Goal of the exercise. Give only the lines from the one containing "Convert this screenshot" through the end of the material below, exactly as written.

Material supplied.
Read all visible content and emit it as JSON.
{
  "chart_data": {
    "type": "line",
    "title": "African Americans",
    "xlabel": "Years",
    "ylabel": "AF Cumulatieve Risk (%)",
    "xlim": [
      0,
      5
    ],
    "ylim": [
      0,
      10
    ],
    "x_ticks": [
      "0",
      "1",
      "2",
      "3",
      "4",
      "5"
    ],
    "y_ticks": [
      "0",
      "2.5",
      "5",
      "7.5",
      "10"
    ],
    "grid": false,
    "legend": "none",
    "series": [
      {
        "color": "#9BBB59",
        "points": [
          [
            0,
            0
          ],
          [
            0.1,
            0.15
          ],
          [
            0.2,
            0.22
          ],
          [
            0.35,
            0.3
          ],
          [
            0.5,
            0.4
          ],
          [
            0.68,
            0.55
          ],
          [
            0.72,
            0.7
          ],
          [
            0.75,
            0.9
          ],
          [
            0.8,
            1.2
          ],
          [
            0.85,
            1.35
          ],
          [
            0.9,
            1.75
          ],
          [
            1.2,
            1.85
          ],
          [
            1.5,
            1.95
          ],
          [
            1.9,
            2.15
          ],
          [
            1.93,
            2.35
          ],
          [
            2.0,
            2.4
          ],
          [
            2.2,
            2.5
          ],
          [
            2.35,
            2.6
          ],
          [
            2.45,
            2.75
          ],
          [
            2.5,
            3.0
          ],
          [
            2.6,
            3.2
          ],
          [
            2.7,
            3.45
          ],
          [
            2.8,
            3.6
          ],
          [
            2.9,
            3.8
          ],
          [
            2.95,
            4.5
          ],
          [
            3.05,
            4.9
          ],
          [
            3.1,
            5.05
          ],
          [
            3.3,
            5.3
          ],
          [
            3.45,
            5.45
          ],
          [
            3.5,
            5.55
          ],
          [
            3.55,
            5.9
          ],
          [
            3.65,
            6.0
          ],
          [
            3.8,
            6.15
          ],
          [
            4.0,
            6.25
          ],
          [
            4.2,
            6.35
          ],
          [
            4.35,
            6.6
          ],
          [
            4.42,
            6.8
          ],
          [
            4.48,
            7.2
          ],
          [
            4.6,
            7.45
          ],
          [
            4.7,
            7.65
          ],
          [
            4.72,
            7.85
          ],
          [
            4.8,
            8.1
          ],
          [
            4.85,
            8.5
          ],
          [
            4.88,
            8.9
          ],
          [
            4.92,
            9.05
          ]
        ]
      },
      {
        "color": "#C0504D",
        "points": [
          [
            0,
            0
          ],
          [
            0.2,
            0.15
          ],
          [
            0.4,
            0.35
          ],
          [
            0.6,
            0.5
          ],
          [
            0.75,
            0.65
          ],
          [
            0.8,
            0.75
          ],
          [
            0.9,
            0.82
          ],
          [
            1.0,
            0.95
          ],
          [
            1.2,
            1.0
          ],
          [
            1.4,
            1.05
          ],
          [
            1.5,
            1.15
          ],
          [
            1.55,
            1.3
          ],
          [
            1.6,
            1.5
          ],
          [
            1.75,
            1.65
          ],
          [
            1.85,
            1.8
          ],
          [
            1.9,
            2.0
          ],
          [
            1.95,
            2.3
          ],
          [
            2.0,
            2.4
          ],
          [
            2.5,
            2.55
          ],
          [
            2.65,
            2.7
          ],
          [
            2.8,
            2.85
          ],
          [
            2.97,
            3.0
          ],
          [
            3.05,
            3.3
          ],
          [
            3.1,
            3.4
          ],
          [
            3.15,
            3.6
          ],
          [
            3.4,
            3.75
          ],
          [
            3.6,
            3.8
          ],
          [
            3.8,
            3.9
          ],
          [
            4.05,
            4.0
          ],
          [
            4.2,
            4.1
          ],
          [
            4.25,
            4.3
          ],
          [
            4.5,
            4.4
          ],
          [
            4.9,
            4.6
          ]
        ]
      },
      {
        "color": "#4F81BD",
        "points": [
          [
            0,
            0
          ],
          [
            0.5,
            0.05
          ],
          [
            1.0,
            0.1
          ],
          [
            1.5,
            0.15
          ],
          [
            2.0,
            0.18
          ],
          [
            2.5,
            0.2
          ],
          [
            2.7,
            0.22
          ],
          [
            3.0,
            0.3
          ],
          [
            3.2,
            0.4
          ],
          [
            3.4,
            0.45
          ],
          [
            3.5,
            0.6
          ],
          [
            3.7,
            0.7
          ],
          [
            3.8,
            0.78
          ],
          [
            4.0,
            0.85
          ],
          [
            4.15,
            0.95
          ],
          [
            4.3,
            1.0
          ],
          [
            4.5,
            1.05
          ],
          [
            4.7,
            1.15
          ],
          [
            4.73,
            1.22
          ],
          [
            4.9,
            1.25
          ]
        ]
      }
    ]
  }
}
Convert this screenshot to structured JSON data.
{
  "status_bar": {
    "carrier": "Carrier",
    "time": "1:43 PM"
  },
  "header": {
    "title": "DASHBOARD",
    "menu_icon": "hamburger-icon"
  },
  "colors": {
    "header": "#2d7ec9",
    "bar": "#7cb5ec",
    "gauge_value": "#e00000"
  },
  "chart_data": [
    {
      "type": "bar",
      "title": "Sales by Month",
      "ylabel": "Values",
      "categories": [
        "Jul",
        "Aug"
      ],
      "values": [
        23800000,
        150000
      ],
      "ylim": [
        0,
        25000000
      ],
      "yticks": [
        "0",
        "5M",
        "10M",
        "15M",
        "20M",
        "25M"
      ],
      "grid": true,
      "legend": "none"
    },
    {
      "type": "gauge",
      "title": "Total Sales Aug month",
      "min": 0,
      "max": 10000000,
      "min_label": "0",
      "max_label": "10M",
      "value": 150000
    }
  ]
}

Task result.
Convert this screenshot to structured JSON data.
{
  "status_bar": {
    "carrier": "Carrier",
    "time": "1:43 PM"
  },
  "header": {
    "title": "DASHBOARD",
    "menu_icon": "hamburger-icon"
  },
  "colors": {
    "header": "#2d7ec9",
    "bar": "#7cb5ec",
    "gauge_value": "#e00000"
  },
  "chart_data": [
    {
      "type": "bar",
      "title": "Sales by Month",
      "ylabel": "Values",
      "categories": [
        "Jul",
        "Aug"
      ],
      "values": [
        23800000,
        150000
      ],
      "ylim": [
        0,
        25000000
      ],
      "yticks": [
        "0",
        "5M",
        "10M",
        "15M",
        "20M",
        "25M"
      ],
      "grid": true,
      "legend": "none"
    },
    {
      "type": "gauge",
      "title": "Total Sales Aug month",
      "min": 0,
      "max": 10000000,
      "min_label": "0",
      "max_label": "10M",
      "value": 150000
    }
  ]
}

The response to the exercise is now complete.